>> start
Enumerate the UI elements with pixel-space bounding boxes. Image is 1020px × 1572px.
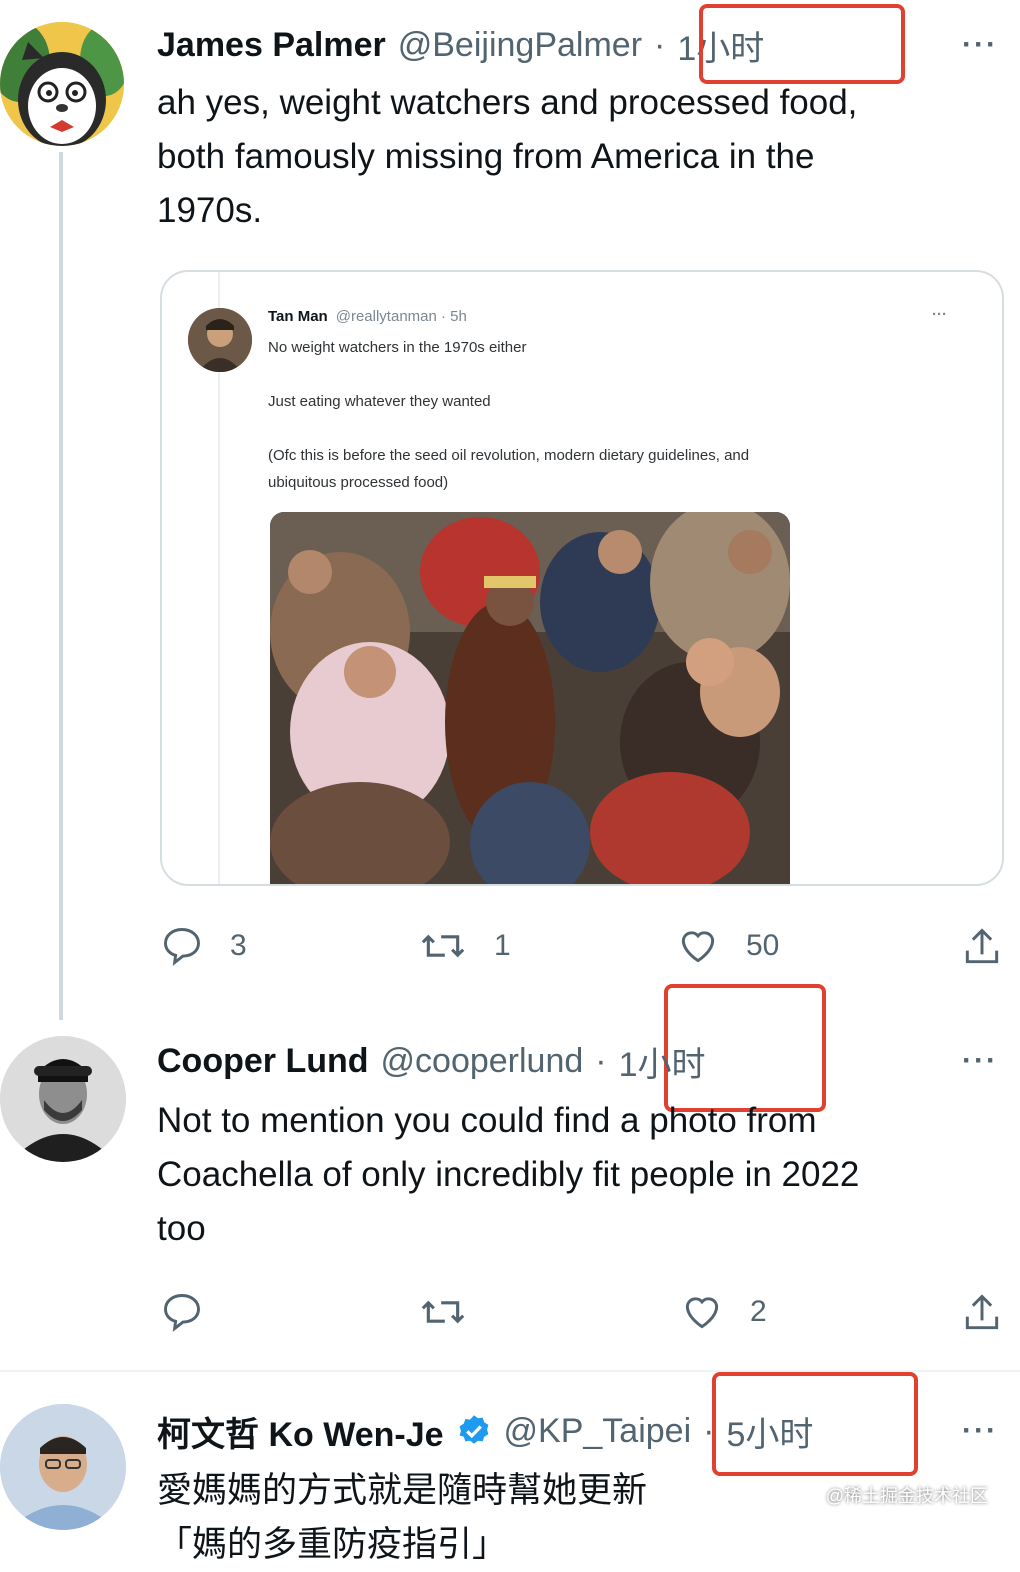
share-action[interactable] [960, 924, 1004, 970]
author-name[interactable]: 柯文哲 Ko Wen-Je [157, 1407, 444, 1456]
tweet-text-line: Coachella of only incredibly fit people … [157, 1155, 860, 1194]
avatar[interactable] [0, 1036, 126, 1162]
heart-icon [681, 931, 715, 963]
reply-icon [164, 928, 200, 966]
tweet-text: 愛媽媽的方式就是隨時幫她更新 「媽的多重防疫指引」 [157, 1464, 987, 1572]
quote-photo[interactable] [270, 512, 790, 884]
quote-author-name[interactable]: Tan Man [268, 308, 328, 325]
portrait-avatar-icon [0, 1036, 126, 1162]
tweet-text-line: Not to mention you could find a photo fr… [157, 1101, 817, 1140]
reply-count: 3 [230, 929, 247, 962]
author-handle[interactable]: @cooperlund [381, 1042, 584, 1081]
reply-action[interactable]: 3 [160, 924, 247, 968]
tweet-text: ah yes, weight watchers and processed fo… [157, 76, 987, 238]
author-name[interactable]: James Palmer [157, 26, 386, 65]
share-action[interactable] [960, 1290, 1004, 1336]
more-options-icon[interactable]: ··· [962, 1044, 998, 1078]
like-count: 50 [746, 929, 780, 962]
share-icon [965, 1294, 999, 1330]
tweet-text-line: 「媽的多重防疫指引」 [157, 1525, 508, 1564]
dot-separator: · [654, 25, 666, 64]
author-handle[interactable]: @KP_Taipei [504, 1412, 692, 1451]
retweet-action[interactable]: 1 [418, 924, 511, 968]
more-options-icon[interactable]: ··· [962, 1414, 998, 1448]
watermark: @稀土掘金技术社区 [825, 1486, 988, 1506]
verified-badge-icon [459, 1415, 488, 1444]
highlight-box [712, 1372, 918, 1476]
quote-line: No weight watchers in the 1970s either [268, 339, 527, 356]
quote-more-icon[interactable]: ··· [932, 306, 947, 323]
quote-avatar[interactable] [188, 308, 252, 372]
heart-icon [685, 1297, 719, 1329]
dot-separator: · [595, 1041, 607, 1080]
reply-icon [164, 1294, 200, 1332]
tweet-text-line: too [157, 1209, 206, 1248]
tweet-text-line: ah yes, weight watchers and processed fo… [157, 83, 858, 122]
author-name[interactable]: Cooper Lund [157, 1042, 369, 1081]
quote-author-handle[interactable]: @reallytanman · 5h [336, 308, 467, 325]
quoted-tweet-card[interactable]: Tan Man @reallytanman · 5h ··· No weight… [160, 270, 1004, 886]
like-action[interactable]: 2 [680, 1290, 767, 1334]
thread-line [59, 152, 63, 1020]
retweet-icon [421, 1300, 465, 1324]
tweet-text: Not to mention you could find a photo fr… [157, 1094, 987, 1256]
portrait-avatar-icon [0, 1404, 126, 1530]
like-action[interactable]: 50 [676, 924, 779, 968]
tweet-time[interactable]: 1小时 [619, 1037, 706, 1086]
quote-line: (Ofc this is before the seed oil revolut… [268, 447, 750, 464]
tweet-text-line: 1970s. [157, 191, 263, 230]
cartoon-avatar-icon [0, 22, 124, 146]
avatar[interactable] [0, 1404, 126, 1530]
quote-line: ubiquitous processed food) [268, 474, 449, 491]
share-icon [965, 928, 999, 964]
portrait-avatar-icon [188, 308, 252, 372]
retweet-icon [421, 934, 465, 958]
highlight-box [699, 4, 905, 84]
reply-action[interactable] [160, 1290, 204, 1334]
like-count: 2 [750, 1295, 767, 1328]
avatar[interactable] [0, 22, 124, 146]
more-options-icon[interactable]: ··· [962, 28, 998, 62]
quote-line: Just eating whatever they wanted [268, 393, 491, 410]
tweet-text-line: both famously missing from America in th… [157, 137, 815, 176]
crowd-photo-image [270, 512, 790, 884]
author-handle[interactable]: @BeijingPalmer [398, 26, 642, 65]
retweet-count: 1 [494, 929, 511, 962]
retweet-action[interactable] [418, 1290, 468, 1334]
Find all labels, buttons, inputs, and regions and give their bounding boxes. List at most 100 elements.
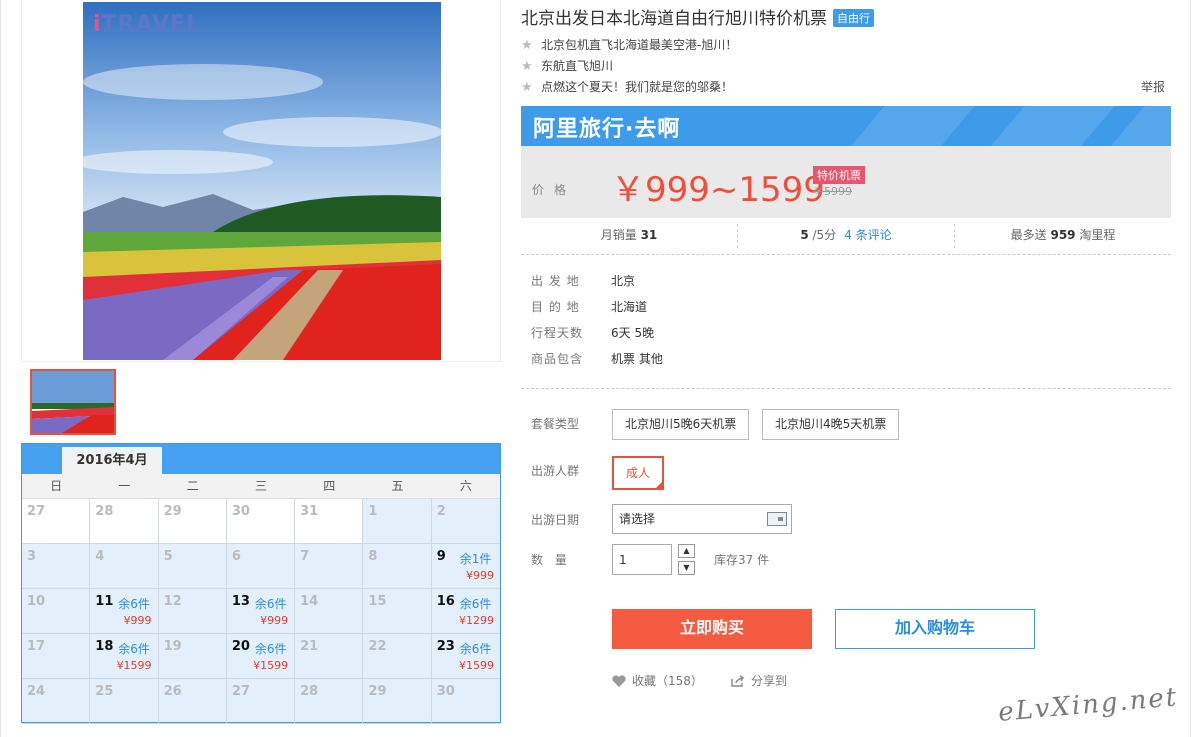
calendar-day: 14 (295, 589, 364, 634)
add-to-cart-button[interactable]: 加入购物车 (835, 609, 1035, 649)
day-number: 26 (163, 684, 182, 699)
day-number: 25 (95, 684, 114, 699)
day-number: 27 (231, 684, 250, 699)
trip-info: 出 发 地 北京目 的 地 北海道 行程天数 6天 5晚 商品包含 机票 其他 (531, 272, 663, 376)
info-key: 行程天数 (531, 326, 584, 340)
day-number: 29 (368, 684, 387, 699)
day-number: 27 (27, 504, 46, 519)
day-number: 23 (436, 639, 455, 654)
reviews-link[interactable]: 4 条评论 (844, 228, 891, 242)
info-value: 北京 (611, 274, 636, 288)
calendar-day: 29 (363, 679, 432, 724)
quantity-decrease-icon[interactable]: ▼ (678, 561, 695, 575)
quantity-increase-icon[interactable]: ▲ (678, 544, 695, 558)
calendar-day: 31 (295, 499, 364, 544)
quantity-label: 数 量 (531, 553, 571, 567)
star-icon: ★ (521, 59, 533, 74)
day-number: 14 (300, 594, 319, 609)
report-link[interactable]: 举报 (1141, 78, 1165, 95)
frame-border-left (0, 0, 1, 737)
day-number: 10 (27, 594, 46, 609)
calendar-day[interactable]: 23 余6件 ¥1599 (431, 634, 500, 679)
banner-text: 阿里旅行·去啊 (533, 117, 681, 142)
day-price: ¥1599 (253, 659, 289, 672)
day-number: 2 (436, 504, 446, 519)
calendar-day: 7 (295, 544, 364, 589)
day-stock: 余6件 (459, 642, 492, 656)
day-number: 17 (27, 639, 46, 654)
quantity-input[interactable]: 1 (612, 544, 672, 575)
product-title: 北京出发日本北海道自由行旭川特价机票 自由行 (521, 4, 874, 29)
calendar-day[interactable]: 11 余6件 ¥999 (90, 589, 159, 634)
calendar-month-tab[interactable]: 2016年4月 (62, 447, 162, 474)
share-button[interactable]: 分享到 (731, 672, 787, 689)
calendar-day: 5 (158, 544, 227, 589)
calendar-day[interactable]: 13 余6件 ¥999 (226, 589, 296, 634)
day-number: 19 (163, 639, 182, 654)
day-number: 12 (163, 594, 182, 609)
info-key: 目 的 地 (531, 300, 580, 314)
day-number: 30 (436, 684, 455, 699)
favorite-button[interactable]: 收藏（158） (612, 672, 703, 689)
divider (521, 388, 1171, 389)
main-photo-container: iTRAVEL (21, 0, 501, 362)
calendar-day: 30 (226, 499, 296, 544)
day-price: ¥999 (123, 614, 152, 627)
calendar-day: 27 (22, 499, 91, 544)
info-row: 出 发 地 北京 (531, 272, 663, 298)
package-option-1[interactable]: 北京旭川5晚6天机票 (612, 409, 750, 440)
highlight-item: ★ 北京包机直飞北海道最美空港-旭川！ (521, 35, 1171, 56)
day-number: 21 (300, 639, 319, 654)
day-number: 9 (436, 549, 446, 564)
price-label: 价格 (532, 183, 577, 197)
calendar-day: 10 (22, 589, 91, 634)
flower-field-image (83, 2, 441, 360)
day-number: 31 (300, 504, 319, 519)
price-calendar: 2016年4月 日一二三四五六 27 28 29 30 31 1 2 3 4 5 6 7 8 9 余1件 ¥9… (21, 443, 501, 724)
calendar-day: 2 (431, 499, 500, 544)
day-stock: 余6件 (118, 642, 150, 656)
day-number: 29 (163, 504, 182, 519)
highlight-text: 点燃这个夏天！我们就是您的邬桑！ (541, 80, 734, 94)
calendar-day: 3 (22, 544, 91, 589)
calendar-day: 15 (363, 589, 432, 634)
original-price: ￥5999 (813, 185, 852, 198)
package-option-2[interactable]: 北京旭川4晚5天机票 (762, 409, 900, 440)
calendar-grid: 27 28 29 30 31 1 2 3 4 5 6 7 8 9 余1件 ¥999 10 11 余6件 ¥999 12 1… (22, 499, 500, 724)
calendar-day[interactable]: 9 余1件 ¥999 (431, 544, 500, 589)
calendar-day: 17 (22, 634, 91, 679)
thumbnail-1[interactable] (30, 369, 116, 435)
calendar-day: 28 (295, 679, 364, 724)
info-key: 出 发 地 (531, 274, 580, 288)
day-number: 28 (95, 504, 114, 519)
day-number: 13 (231, 594, 250, 609)
calendar-day: 24 (22, 679, 91, 724)
info-row: 目 的 地 北海道 (531, 298, 663, 324)
divider (521, 254, 1171, 255)
calendar-day: 29 (158, 499, 227, 544)
info-value: 机票 其他 (611, 352, 663, 366)
calendar-day[interactable]: 18 余6件 ¥1599 (90, 634, 159, 679)
calendar-day[interactable]: 20 余6件 ¥1599 (226, 634, 296, 679)
main-photo[interactable]: iTRAVEL (83, 2, 441, 360)
day-number: 3 (27, 549, 37, 564)
calendar-weekday-row: 日一二三四五六 (22, 474, 500, 499)
info-value: 6天 5晚 (611, 326, 655, 340)
calendar-day: 4 (90, 544, 159, 589)
calendar-day[interactable]: 16 余6件 ¥1299 (431, 589, 500, 634)
calendar-day: 19 (158, 634, 227, 679)
day-number: 8 (368, 549, 378, 564)
buy-now-button[interactable]: 立即购买 (612, 609, 812, 649)
weekday-label: 六 (459, 479, 472, 493)
product-tag: 自由行 (833, 9, 874, 27)
calendar-icon[interactable] (767, 512, 787, 526)
day-number: 11 (95, 594, 114, 609)
day-number: 22 (368, 639, 387, 654)
day-price: ¥1299 (458, 614, 494, 627)
day-number: 30 (231, 504, 250, 519)
pax-option-adult[interactable]: 成人 (612, 456, 664, 490)
day-number: 16 (436, 594, 455, 609)
day-price: ¥999 (260, 614, 289, 627)
travel-date-input[interactable]: 请选择 (612, 504, 792, 534)
star-icon: ★ (521, 80, 533, 95)
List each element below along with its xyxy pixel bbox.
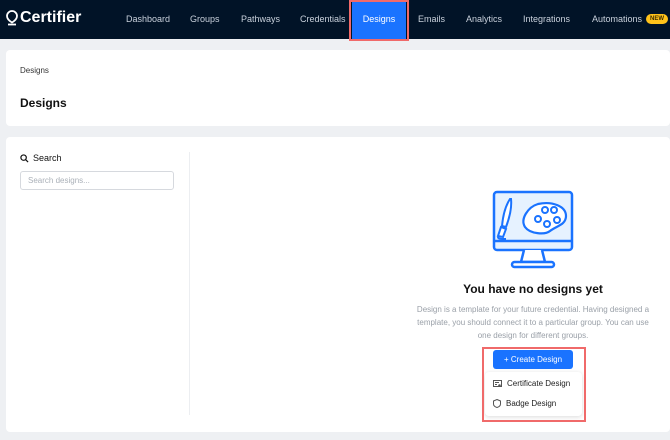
search-label-text: Search xyxy=(33,153,62,163)
nav-analytics[interactable]: Analytics xyxy=(466,0,502,39)
top-nav: Certifier Dashboard Groups Pathways Cred… xyxy=(0,0,670,39)
column-divider xyxy=(189,152,190,415)
breadcrumb[interactable]: Designs xyxy=(20,66,49,75)
nav-automations-label: Automations xyxy=(592,14,643,24)
nav-automations[interactable]: Automations NEW xyxy=(592,0,669,39)
search-label: Search xyxy=(20,153,62,163)
empty-state-title: You have no designs yet xyxy=(463,282,603,296)
nav-credentials[interactable]: Credentials xyxy=(300,0,346,39)
logo-text: Certifier xyxy=(20,9,82,26)
new-badge: NEW xyxy=(646,14,669,24)
nav-emails[interactable]: Emails xyxy=(418,0,445,39)
monitor-palette-icon xyxy=(492,190,574,269)
nav-dashboard[interactable]: Dashboard xyxy=(126,0,170,39)
search-input[interactable] xyxy=(20,171,174,190)
nav-groups[interactable]: Groups xyxy=(190,0,220,39)
search-icon xyxy=(20,153,29,163)
highlight-designs xyxy=(349,0,409,41)
page-title: Designs xyxy=(20,96,67,110)
nav-integrations[interactable]: Integrations xyxy=(523,0,570,39)
header-card xyxy=(6,50,670,126)
certifier-logo-icon xyxy=(6,10,18,26)
logo[interactable]: Certifier xyxy=(6,9,81,27)
empty-state-description: Design is a template for your future cre… xyxy=(416,305,650,340)
nav-pathways[interactable]: Pathways xyxy=(241,0,280,39)
highlight-create-design xyxy=(482,347,586,422)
>> end
● Work instructions: Put the items above into a numbered list, beginning at the line that has "share-action[interactable] [960, 924, 1004, 970]" and stopping after the line that has "reply-icon [164, 928, 200, 966]". Leave out any blank lines.

● Exercise output:
1. share-action[interactable] [960, 924, 1004, 970]
2. author-name[interactable]: 柯文哲 Ko Wen-Je [157, 1407, 444, 1456]
3. tweet-text-line: Coachella of only incredibly fit people … [157, 1155, 860, 1194]
4. avatar[interactable] [0, 1036, 126, 1162]
5. heart-icon [681, 931, 715, 963]
6. reply-icon [164, 928, 200, 966]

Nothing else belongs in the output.